───── Input

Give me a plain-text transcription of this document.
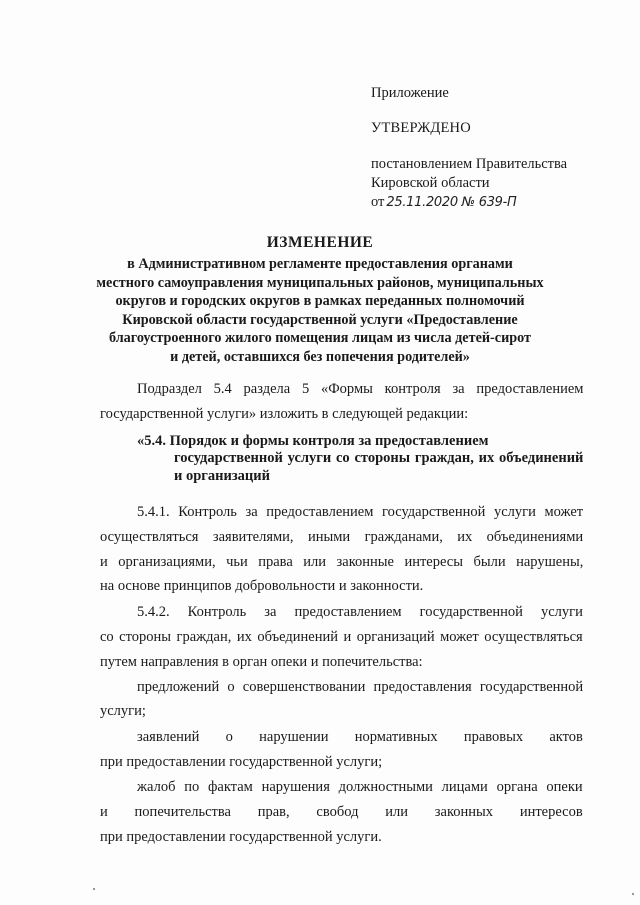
Приложение
УТВЕРЖДЕНО
постановлением Правительства
Кировской области
от 25.11.2020 № 639-П
ИЗМЕНЕНИЕ
в Административном регламенте предоставления органами
местного самоуправления муниципальных районов, муниципальных
округов и городских округов в рамках переданных полномочий
Кировской области государственной услуги «Предоставление
благоустроенного жилого помещения лицам из числа детей-сирот
и детей, оставшихся без попечения родителей»
Подраздел 5.4 раздела 5 «Формы контроля за предоставлением
государственной услуги» изложить в следующей редакции:
«5.4. Порядок и формы контроля за предоставлением
государственной услуги со стороны граждан, их объединений
и организаций
5.4.1. Контроль за предоставлением государственной услуги может
осуществляться заявителями, иными гражданами, их объединениями
и организациями, чьи права или законные интересы были нарушены,
на основе принципов добровольности и законности.
5.4.2. Контроль за предоставлением государственной услуги
со стороны граждан, их объединений и организаций может осуществляться
путем направления в орган опеки и попечительства:
предложений о совершенствовании предоставления государственной
услуги;
заявлений о нарушении нормативных правовых актов
при предоставлении государственной услуги;
жалоб по фактам нарушения должностными лицами органа опеки
и попечительства прав, свобод или законных интересов
при предоставлении государственной услуги.
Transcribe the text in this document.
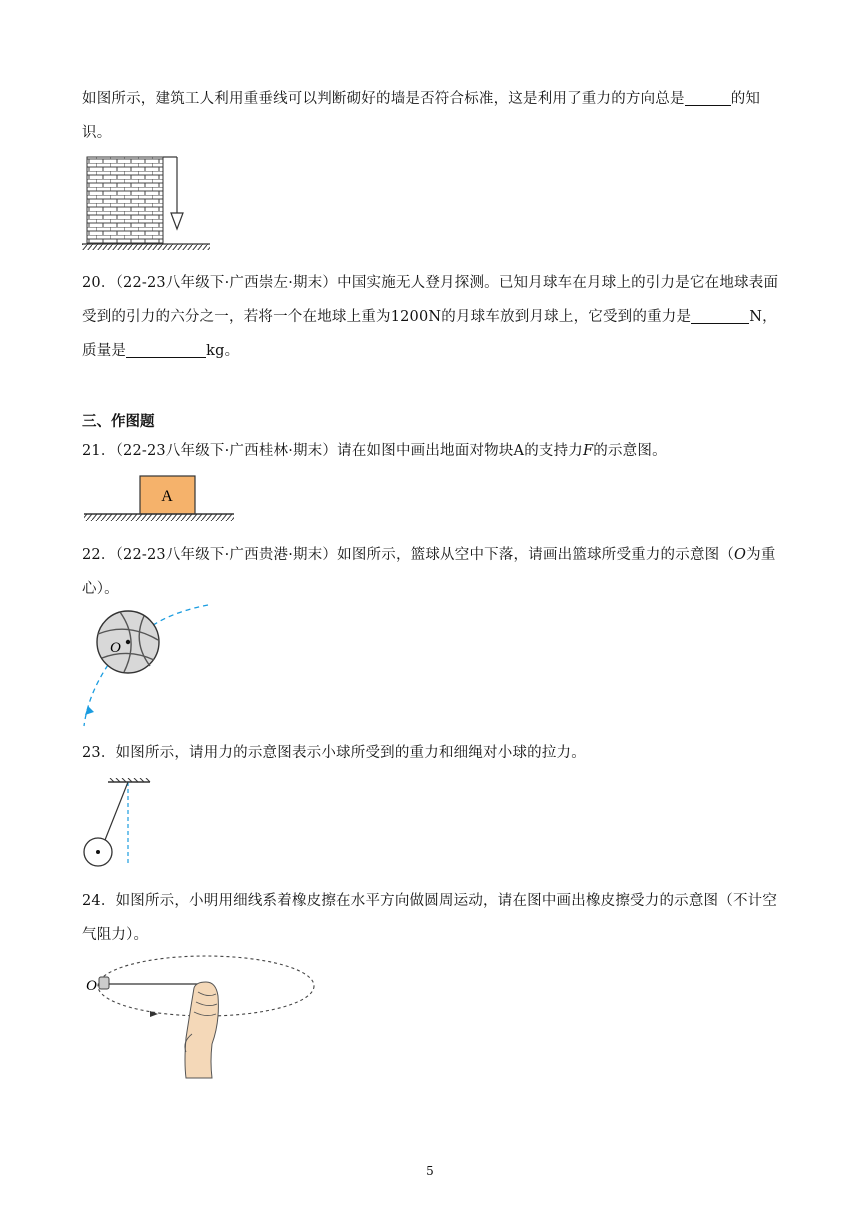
如图所示，建筑工人利用重垂线可以判断砌好的墙是否符合标准，这是利用了重力的方向总是	的知识。
20．（22-23八年级下·广西崇左·期末）中国实施无人登月探测。已知月球车在月球上的引力是它在地球表面受到的引力的六分之一，若将一个在地球上重为1200N的月球车放到月球上，它受到的重力是	N，质量是	kg。
三、作图题
21．（22-23八年级下·广西桂林·期末）请在如图中画出地面对物块A的支持力F的示意图。
A
22．（22-23八年级下·广西贵港·期末）如图所示，篮球从空中下落，请画出篮球所受重力的示意图（O为重心）。
O
23．如图所示，请用力的示意图表示小球所受到的重力和细绳对小球的拉力。
24．如图所示，小明用细线系着橡皮擦在水平方向做圆周运动，请在图中画出橡皮擦受力的示意图（不计空气阻力）。
O
5
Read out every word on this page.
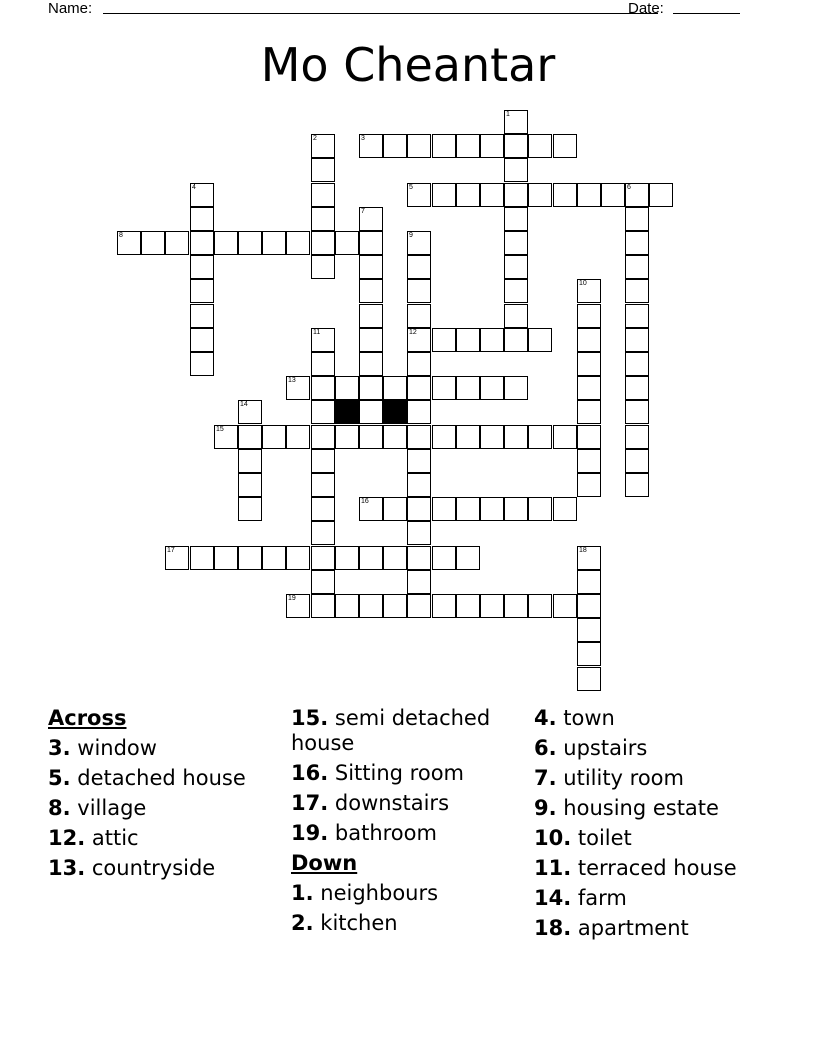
Name:	Date:
Mo Cheantar
1
2	3
4	5	6
7
8	9
10
11	12
13
14
15
16
17	18
19
Across
3. window
5. detached house
8. village
12. attic
13. countryside
15. semi detached house
16. Sitting room
17. downstairs
19. bathroom
Down
1. neighbours
2. kitchen
4. town
6. upstairs
7. utility room
9. housing estate
10. toilet
11. terraced house
14. farm
18. apartment
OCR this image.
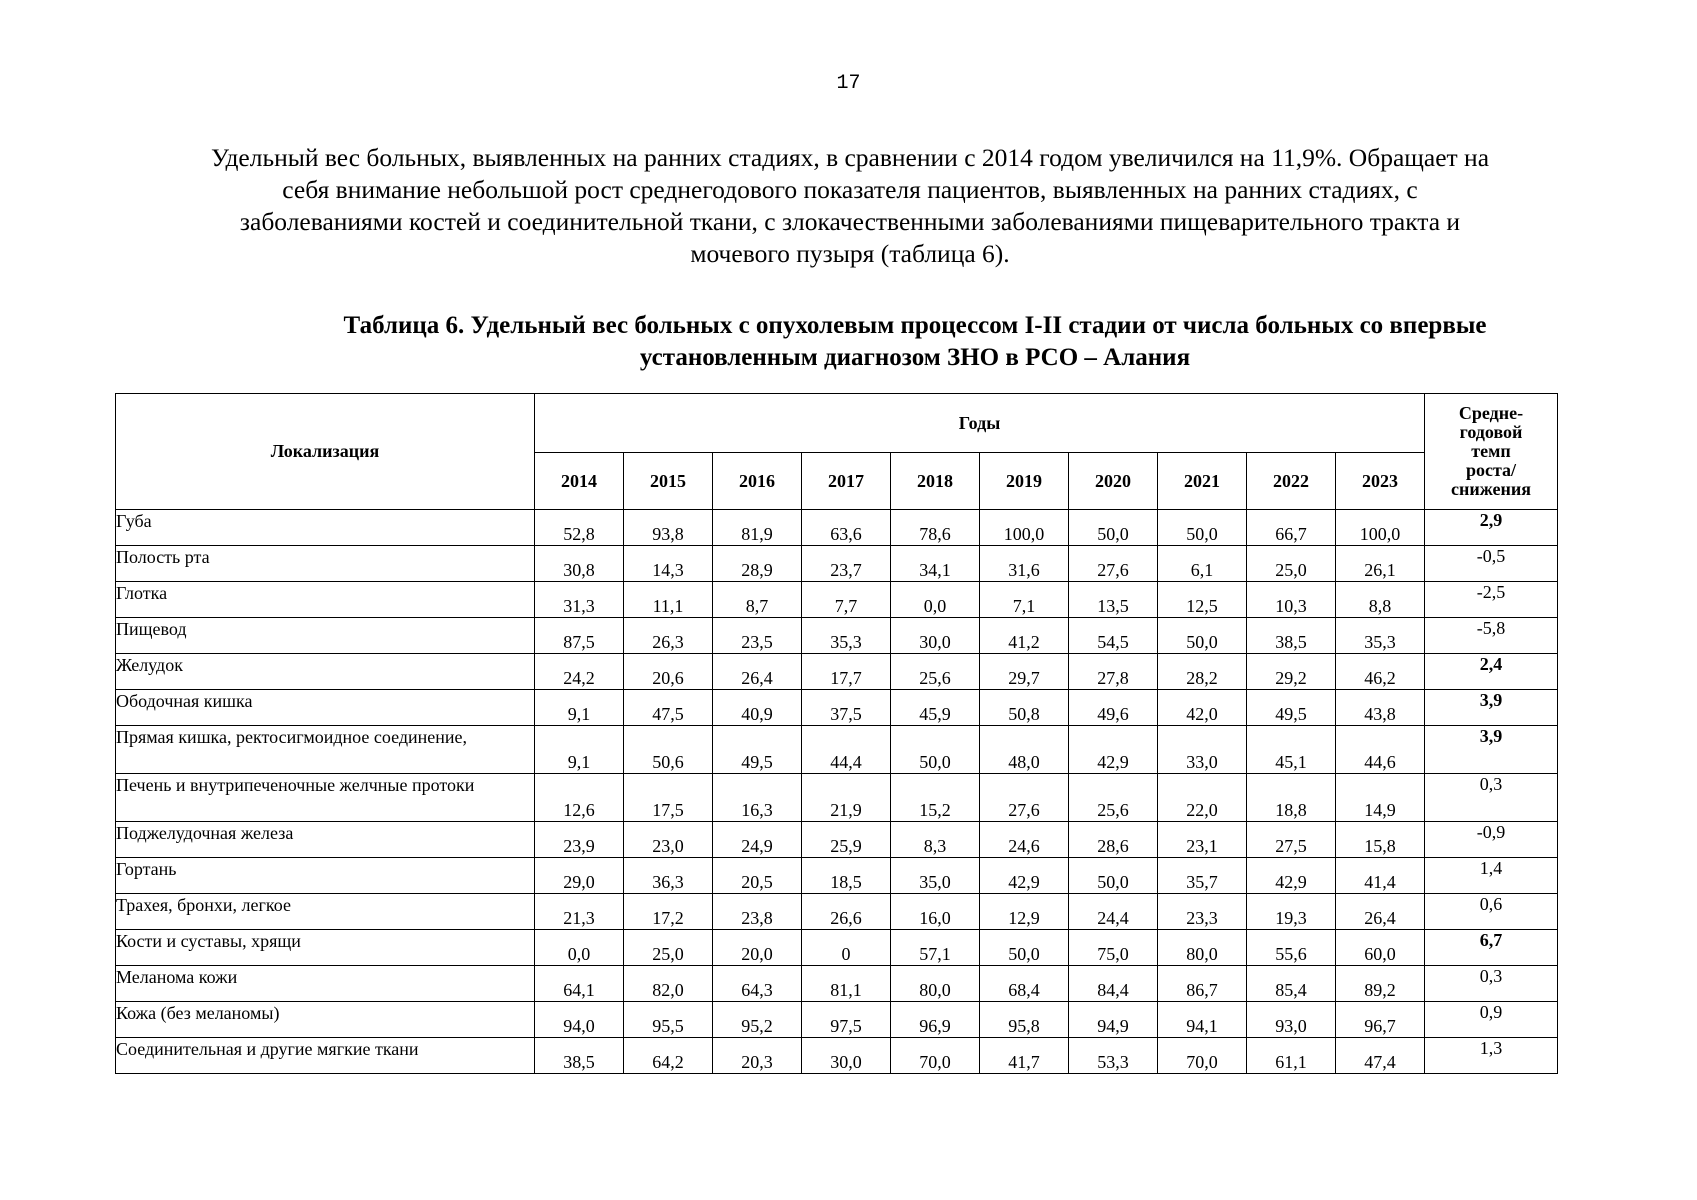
17

Удельный вес больных, выявленных на ранних стадиях, в сравнении с 2014 годом увеличился на 11,9%. Обращает на

себя внимание небольшой рост среднегодового показателя пациентов, выявленных на ранних стадиях, с

заболеваниями костей и соединительной ткани, с злокачественными заболеваниями пищеварительного тракта и

мочевого пузыря (таблица 6).

Таблица 6. Удельный вес больных с опухолевым процессом I-II стадии от числа больных со впервые

установленным диагнозом ЗНО в РСО – Алания

Локализация	Годы										Средне-
годовой
темп
роста/
снижения
	2014	2015	2016	2017	2018	2019	2020	2021	2022	2023	
Губа	52,8	93,8	81,9	63,6	78,6	100,0	50,0	50,0	66,7	100,0	2,9
Полость рта	30,8	14,3	28,9	23,7	34,1	31,6	27,6	6,1	25,0	26,1	-0,5
Глотка	31,3	11,1	8,7	7,7	0,0	7,1	13,5	12,5	10,3	8,8	-2,5
Пищевод	87,5	26,3	23,5	35,3	30,0	41,2	54,5	50,0	38,5	35,3	-5,8
Желудок	24,2	20,6	26,4	17,7	25,6	29,7	27,8	28,2	29,2	46,2	2,4
Ободочная кишка	9,1	47,5	40,9	37,5	45,9	50,8	49,6	42,0	49,5	43,8	3,9
Прямая кишка, ректосигмоидное соединение,	9,1	50,6	49,5	44,4	50,0	48,0	42,9	33,0	45,1	44,6	3,9
Печень и внутрипеченочные желчные протоки	12,6	17,5	16,3	21,9	15,2	27,6	25,6	22,0	18,8	14,9	0,3
Поджелудочная железа	23,9	23,0	24,9	25,9	8,3	24,6	28,6	23,1	27,5	15,8	-0,9
Гортань	29,0	36,3	20,5	18,5	35,0	42,9	50,0	35,7	42,9	41,4	1,4
Трахея, бронхи, легкое	21,3	17,2	23,8	26,6	16,0	12,9	24,4	23,3	19,3	26,4	0,6
Кости и суставы, хрящи	0,0	25,0	20,0	0	57,1	50,0	75,0	80,0	55,6	60,0	6,7
Меланома кожи	64,1	82,0	64,3	81,1	80,0	68,4	84,4	86,7	85,4	89,2	0,3
Кожа (без меланомы)	94,0	95,5	95,2	97,5	96,9	95,8	94,9	94,1	93,0	96,7	0,9
Соединительная и другие мягкие ткани	38,5	64,2	20,3	30,0	70,0	41,7	53,3	70,0	61,1	47,4	1,3
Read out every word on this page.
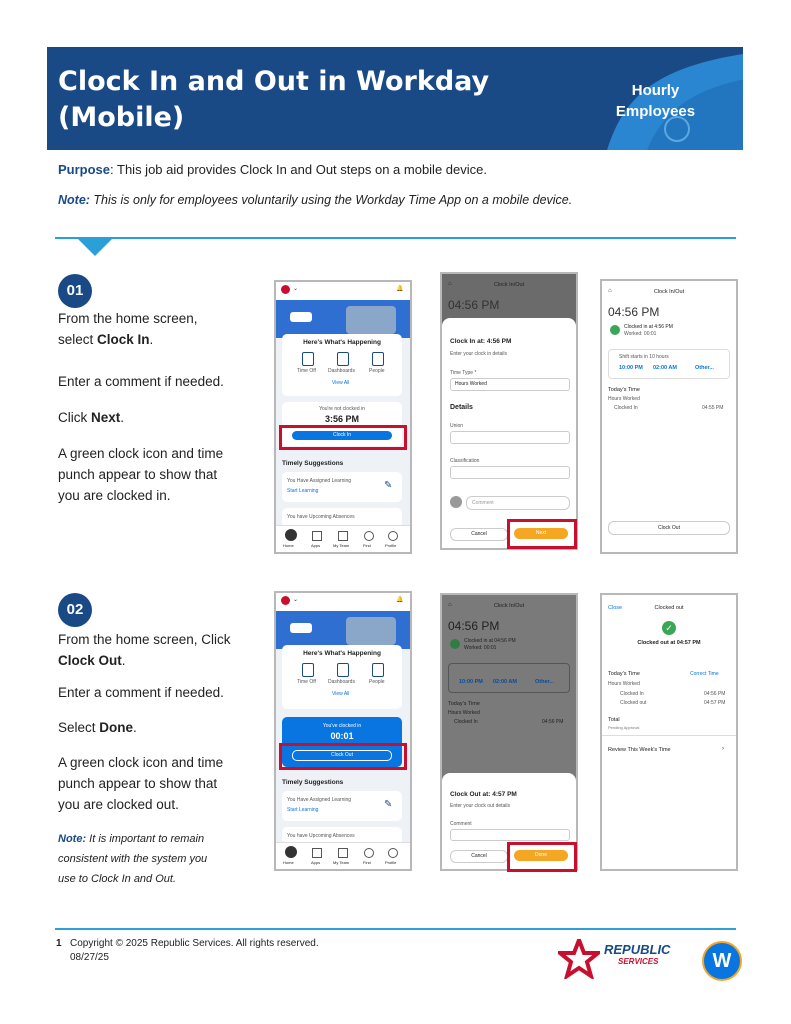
Clock In and Out in Workday
(Mobile)
Hourly
Employees
Purpose: This job aid provides Clock In and Out steps on a mobile device.
Note: This is only for employees voluntarily using the Workday Time App on a mobile device.
01
From the home screen,
select Clock In.
Enter a comment if needed.
Click Next.
A green clock icon and time
punch appear to show that
you are clocked in.
02
From the home screen, Click
Clock Out.
Enter a comment if needed.
Select Done.
A green clock icon and time
punch appear to show that
you are clocked out.
Note: It is important to remain
consistent with the system you
use to Clock In and Out.
⌄	🔔
Here's What's Happening
Time Off Dashboards	People
View All
You're not clocked in
3:56 PM
Clock In
Timely Suggestions
You Have Assigned Learning
Start Learning	✎
You have Upcoming Absences
Home	Apps	My Team	Find	Profile
⌂	Clock In/Out
04:56 PM
Clock In at: 4:56 PM
Enter your clock in details
Time Type *
Hours Worked
Details
Union
Classification
Comment
Cancel	Next
⌂	Clock In/Out
04:56 PM
Clocked in at 4:56 PM
Worked: 00:01
Shift starts in 10 hours
10:00 PM 02:00 AM	Other...
Today's Time
Hours Worked
Clocked In	04:55 PM
Clock Out
⌄	🔔
Here's What's Happening
Time Off Dashboards	People
View All
You've clocked in
00:01
Clock Out
Timely Suggestions
You Have Assigned Learning
Start Learning	✎
You have Upcoming Absences
Home	Apps	My Team	Find	Profile
⌂	Clock In/Out
04:56 PM
Clocked in at 04:56 PM
Worked: 00:01
10:00 PM 02:00 AM	Other...
Today's Time
Hours Worked
Clocked In	04:56 PM
Clock Out at: 4:57 PM
Enter your clock out details
Comment
Cancel	Done
Close	Clocked out
✓
Clocked out at 04:57 PM
Today's Time	Correct Time
Hours Worked
Clocked In	04:56 PM
Clocked out	04:57 PM
Total
Pending Approval
Review This Week's Time	›
1 Copyright © 2025 Republic Services. All rights reserved.
08/27/25
REPUBLIC
SERVICES	W
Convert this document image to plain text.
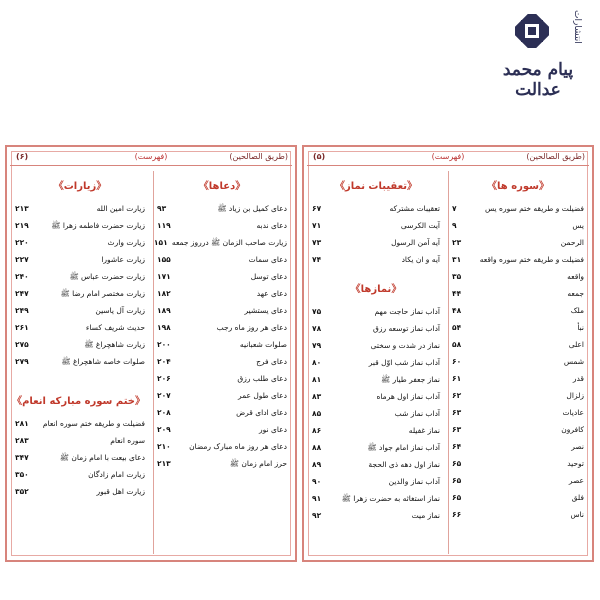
انتشارات
پیام محمد عدالت
(طریق الصالحین)
(فهرست)
(۶)
《دعاها》
دعای کمیل بن زیاد ﷺ
۹۳
دعای ندبه
۱۱۹
زیارت صاحب الزمان ﷺ درروز جمعه
۱۵۱
دعای سمات
۱۵۵
دعای توسل
۱۷۱
دعای عهد
۱۸۲
دعای یستشیر
۱۸۹
دعای هر روز ماه رجب
۱۹۸
صلوات شعبانیه
۲۰۰
دعای فرج
۲۰۴
دعای طلب رزق
۲۰۶
دعای طول عمر
۲۰۷
دعای ادای قرض
۲۰۸
دعای نور
۲۰۹
دعای هر روز ماه مبارک رمضان
۲۱۰
حرز امام زمان ﷺ
۲۱۳
《زیارات》
زیارت امین الله
۲۱۳
زیارت حضرت فاطمه زهرا ﷺ
۲۱۹
زیارت وارث
۲۲۰
زیارت عاشورا
۲۲۷
زیارت حضرت عباس ﷺ
۲۴۰
زیارت مختصر امام رضا ﷺ
۲۴۷
زیارت آل یاسین
۲۴۹
حدیث شریف کساء
۲۶۱
زیارت شاهچراغ ﷺ
۲۷۵
صلوات خاصه شاهچراغ ﷺ
۲۷۹
《ختم سوره مبارکه انعام》
فضیلت و طریقه ختم سوره انعام
۲۸۱
سوره انعام
۲۸۳
دعای بیعت با امام زمان ﷺ
۳۴۷
زیارت امام زادگان
۳۵۰
زیارت اهل قبور
۳۵۲
(طریق الصالحین)
(فهرست)
(۵)
《سوره ها》
فضیلت و طریقه ختم سوره یس
۷
یس
۹
الرحمن
۲۳
فضیلت و طریقه ختم سوره واقعه
۳۱
واقعه
۳۵
جمعه
۴۴
ملک
۴۸
نبأ
۵۴
اعلی
۵۸
شمس
۶۰
قدر
۶۱
زلزال
۶۲
عادیات
۶۳
کافرون
۶۳
نصر
۶۴
توحید
۶۵
عصر
۶۵
فلق
۶۵
ناس
۶۶
《تعقیبات نماز》
تعقیبات مشترکه
۶۷
آیت الکرسی
۷۱
آیه آمن الرسول
۷۳
آیه و ان یکاد
۷۴
《نمازها》
آداب نماز حاجت مهم
۷۵
آداب نماز توسعه رزق
۷۸
نماز در شدت و سختی
۷۹
آداب نماز شب اوّل قبر
۸۰
نماز جعفر طیار ﷺ
۸۱
آداب نماز اول هرماه
۸۳
آداب نماز شب
۸۵
نماز غفیله
۸۶
آداب نماز امام جواد ﷺ
۸۸
نماز اول دهه ذی الحجة
۸۹
آداب نماز والدین
۹۰
نماز استغاثه به حضرت زهرا ﷺ
۹۱
نماز میت
۹۲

──────────

#### [Your goal]
Locate all lines holding the word "контроля", then copy them out.

#### [Answer for this exercise]
Подраздел 5.4 раздела 5 «Формы контроля за предоставлением
«5.4. Порядок и формы контроля за предоставлением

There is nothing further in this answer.